*Data for processing*:
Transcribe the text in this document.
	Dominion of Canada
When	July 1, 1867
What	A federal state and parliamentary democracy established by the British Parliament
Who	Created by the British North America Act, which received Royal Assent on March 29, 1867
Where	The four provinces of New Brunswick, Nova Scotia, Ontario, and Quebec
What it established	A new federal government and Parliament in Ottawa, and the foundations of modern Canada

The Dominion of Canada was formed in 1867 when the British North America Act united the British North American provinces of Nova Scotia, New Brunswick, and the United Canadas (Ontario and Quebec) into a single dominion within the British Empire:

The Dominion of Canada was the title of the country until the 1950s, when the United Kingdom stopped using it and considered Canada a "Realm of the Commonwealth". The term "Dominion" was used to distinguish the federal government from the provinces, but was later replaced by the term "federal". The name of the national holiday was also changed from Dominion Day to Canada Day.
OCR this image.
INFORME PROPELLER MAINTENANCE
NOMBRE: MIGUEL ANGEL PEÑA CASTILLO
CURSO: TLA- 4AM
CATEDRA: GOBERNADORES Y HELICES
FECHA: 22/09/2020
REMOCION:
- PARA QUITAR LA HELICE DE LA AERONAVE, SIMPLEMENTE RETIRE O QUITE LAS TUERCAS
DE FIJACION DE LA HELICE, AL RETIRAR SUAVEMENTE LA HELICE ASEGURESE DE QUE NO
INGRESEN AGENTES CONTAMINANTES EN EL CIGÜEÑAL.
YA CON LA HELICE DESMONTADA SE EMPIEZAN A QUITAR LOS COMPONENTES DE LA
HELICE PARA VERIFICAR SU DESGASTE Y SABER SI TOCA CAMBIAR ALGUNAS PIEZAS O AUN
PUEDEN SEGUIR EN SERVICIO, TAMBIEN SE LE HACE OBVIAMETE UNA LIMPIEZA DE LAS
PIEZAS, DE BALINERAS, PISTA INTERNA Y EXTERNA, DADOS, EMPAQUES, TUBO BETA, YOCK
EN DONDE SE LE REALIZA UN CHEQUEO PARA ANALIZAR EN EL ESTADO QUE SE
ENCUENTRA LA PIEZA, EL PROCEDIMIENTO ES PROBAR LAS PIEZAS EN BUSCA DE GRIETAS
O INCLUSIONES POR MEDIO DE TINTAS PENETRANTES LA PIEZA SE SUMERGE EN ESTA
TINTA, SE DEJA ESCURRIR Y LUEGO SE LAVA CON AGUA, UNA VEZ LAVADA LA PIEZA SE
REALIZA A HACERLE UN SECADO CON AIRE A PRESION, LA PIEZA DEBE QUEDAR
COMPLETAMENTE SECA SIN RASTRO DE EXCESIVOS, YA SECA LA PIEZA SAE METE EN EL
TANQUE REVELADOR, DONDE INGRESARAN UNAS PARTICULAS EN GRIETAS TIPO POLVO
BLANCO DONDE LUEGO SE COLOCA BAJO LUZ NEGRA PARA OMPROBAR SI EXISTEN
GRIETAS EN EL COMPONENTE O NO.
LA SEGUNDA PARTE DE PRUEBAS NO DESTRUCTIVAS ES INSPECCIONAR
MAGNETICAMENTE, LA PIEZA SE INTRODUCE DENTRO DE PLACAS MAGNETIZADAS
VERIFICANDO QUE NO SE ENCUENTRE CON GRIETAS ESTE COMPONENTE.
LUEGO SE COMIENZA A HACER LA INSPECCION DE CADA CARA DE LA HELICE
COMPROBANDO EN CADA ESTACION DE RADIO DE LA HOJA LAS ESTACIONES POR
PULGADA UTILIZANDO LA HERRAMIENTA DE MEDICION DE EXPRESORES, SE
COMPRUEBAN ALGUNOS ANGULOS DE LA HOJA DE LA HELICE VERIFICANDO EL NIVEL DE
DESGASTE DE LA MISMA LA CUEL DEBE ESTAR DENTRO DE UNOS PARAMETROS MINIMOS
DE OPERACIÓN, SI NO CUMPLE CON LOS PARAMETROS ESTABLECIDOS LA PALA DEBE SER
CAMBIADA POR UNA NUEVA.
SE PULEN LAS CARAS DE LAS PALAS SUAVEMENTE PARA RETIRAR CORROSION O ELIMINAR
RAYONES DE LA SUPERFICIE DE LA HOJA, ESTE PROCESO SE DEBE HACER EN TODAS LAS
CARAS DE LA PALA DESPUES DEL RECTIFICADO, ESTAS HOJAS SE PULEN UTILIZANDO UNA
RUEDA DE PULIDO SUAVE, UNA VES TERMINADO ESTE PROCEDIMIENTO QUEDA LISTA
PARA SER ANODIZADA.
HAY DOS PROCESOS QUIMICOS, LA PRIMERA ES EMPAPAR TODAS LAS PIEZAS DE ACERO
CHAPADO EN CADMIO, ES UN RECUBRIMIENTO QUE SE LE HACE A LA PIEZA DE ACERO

*To be done*:
Nothing should be changed: write out all of the data as is.

*Written reply*:
Transcribe the text in this document.
	Dominion of Canada
When	July 1, 1867
What	A federal state and parliamentary democracy established by the British Parliament
Who	Created by the British North America Act, which received Royal Assent on March 29, 1867
Where	The four provinces of New Brunswick, Nova Scotia, Ontario, and Quebec
What it established	A new federal government and Parliament in Ottawa, and the foundations of modern Canada

The Dominion of Canada was formed in 1867 when the British North America Act united the British North American provinces of Nova Scotia, New Brunswick, and the United Canadas (Ontario and Quebec) into a single dominion within the British Empire:

The Dominion of Canada was the title of the country until the 1950s, when the United Kingdom stopped using it and considered Canada a "Realm of the Commonwealth". The term "Dominion" was used to distinguish the federal government from the provinces, but was later replaced by the term "federal". The name of the national holiday was also changed from Dominion Day to Canada Day.
OCR this image.
INFORME PROPELLER MAINTENANCE
NOMBRE: MIGUEL ANGEL PEÑA CASTILLO
CURSO: TLA- 4AM
CATEDRA: GOBERNADORES Y HELICES
FECHA: 22/09/2020
REMOCION:
- PARA QUITAR LA HELICE DE LA AERONAVE, SIMPLEMENTE RETIRE O QUITE LAS TUERCAS
DE FIJACION DE LA HELICE, AL RETIRAR SUAVEMENTE LA HELICE ASEGURESE DE QUE NO
INGRESEN AGENTES CONTAMINANTES EN EL CIGÜEÑAL.
YA CON LA HELICE DESMONTADA SE EMPIEZAN A QUITAR LOS COMPONENTES DE LA
HELICE PARA VERIFICAR SU DESGASTE Y SABER SI TOCA CAMBIAR ALGUNAS PIEZAS O AUN
PUEDEN SEGUIR EN SERVICIO, TAMBIEN SE LE HACE OBVIAMETE UNA LIMPIEZA DE LAS
PIEZAS, DE BALINERAS, PISTA INTERNA Y EXTERNA, DADOS, EMPAQUES, TUBO BETA, YOCK
EN DONDE SE LE REALIZA UN CHEQUEO PARA ANALIZAR EN EL ESTADO QUE SE
ENCUENTRA LA PIEZA, EL PROCEDIMIENTO ES PROBAR LAS PIEZAS EN BUSCA DE GRIETAS
O INCLUSIONES POR MEDIO DE TINTAS PENETRANTES LA PIEZA SE SUMERGE EN ESTA
TINTA, SE DEJA ESCURRIR Y LUEGO SE LAVA CON AGUA, UNA VEZ LAVADA LA PIEZA SE
REALIZA A HACERLE UN SECADO CON AIRE A PRESION, LA PIEZA DEBE QUEDAR
COMPLETAMENTE SECA SIN RASTRO DE EXCESIVOS, YA SECA LA PIEZA SAE METE EN EL
TANQUE REVELADOR, DONDE INGRESARAN UNAS PARTICULAS EN GRIETAS TIPO POLVO
BLANCO DONDE LUEGO SE COLOCA BAJO LUZ NEGRA PARA OMPROBAR SI EXISTEN
GRIETAS EN EL COMPONENTE O NO.
LA SEGUNDA PARTE DE PRUEBAS NO DESTRUCTIVAS ES INSPECCIONAR
MAGNETICAMENTE, LA PIEZA SE INTRODUCE DENTRO DE PLACAS MAGNETIZADAS
VERIFICANDO QUE NO SE ENCUENTRE CON GRIETAS ESTE COMPONENTE.
LUEGO SE COMIENZA A HACER LA INSPECCION DE CADA CARA DE LA HELICE
COMPROBANDO EN CADA ESTACION DE RADIO DE LA HOJA LAS ESTACIONES POR
PULGADA UTILIZANDO LA HERRAMIENTA DE MEDICION DE EXPRESORES, SE
COMPRUEBAN ALGUNOS ANGULOS DE LA HOJA DE LA HELICE VERIFICANDO EL NIVEL DE
DESGASTE DE LA MISMA LA CUEL DEBE ESTAR DENTRO DE UNOS PARAMETROS MINIMOS
DE OPERACIÓN, SI NO CUMPLE CON LOS PARAMETROS ESTABLECIDOS LA PALA DEBE SER
CAMBIADA POR UNA NUEVA.
SE PULEN LAS CARAS DE LAS PALAS SUAVEMENTE PARA RETIRAR CORROSION O ELIMINAR
RAYONES DE LA SUPERFICIE DE LA HOJA, ESTE PROCESO SE DEBE HACER EN TODAS LAS
CARAS DE LA PALA DESPUES DEL RECTIFICADO, ESTAS HOJAS SE PULEN UTILIZANDO UNA
RUEDA DE PULIDO SUAVE, UNA VES TERMINADO ESTE PROCEDIMIENTO QUEDA LISTA
PARA SER ANODIZADA.
HAY DOS PROCESOS QUIMICOS, LA PRIMERA ES EMPAPAR TODAS LAS PIEZAS DE ACERO
CHAPADO EN CADMIO, ES UN RECUBRIMIENTO QUE SE LE HACE A LA PIEZA DE ACERO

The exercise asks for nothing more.